::: Exercise material :::

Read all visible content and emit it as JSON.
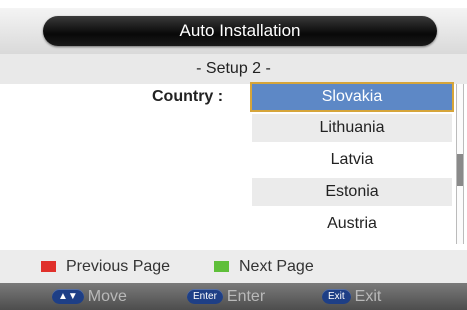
{
  "title": "Auto Installation",
  "subtitle": "- Setup 2 -",
  "country_label": "Country :",
  "countries": [
    "Slovakia",
    "Lithuania",
    "Latvia",
    "Estonia",
    "Austria"
  ],
  "selected_index": 0,
  "keys": {
    "previous_label": "Previous Page",
    "previous_color": "#e0302b",
    "next_label": "Next Page",
    "next_color": "#5fbf3a"
  },
  "help": {
    "move_key": "▲▼",
    "move_label": "Move",
    "enter_key": "Enter",
    "enter_label": "Enter",
    "exit_key": "Exit",
    "exit_label": "Exit"
  }
}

:::

▸ Problem to solve
Reproduce each line of the records exactly, and omit every picture.

▸ Answer below
Read all visible content and emit it as JSON.
{
  "title": "Auto Installation",
  "subtitle": "- Setup 2 -",
  "country_label": "Country :",
  "countries": [
    "Slovakia",
    "Lithuania",
    "Latvia",
    "Estonia",
    "Austria"
  ],
  "selected_index": 0,
  "keys": {
    "previous_label": "Previous Page",
    "previous_color": "#e0302b",
    "next_label": "Next Page",
    "next_color": "#5fbf3a"
  },
  "help": {
    "move_key": "▲▼",
    "move_label": "Move",
    "enter_key": "Enter",
    "enter_label": "Enter",
    "exit_key": "Exit",
    "exit_label": "Exit"
  }
}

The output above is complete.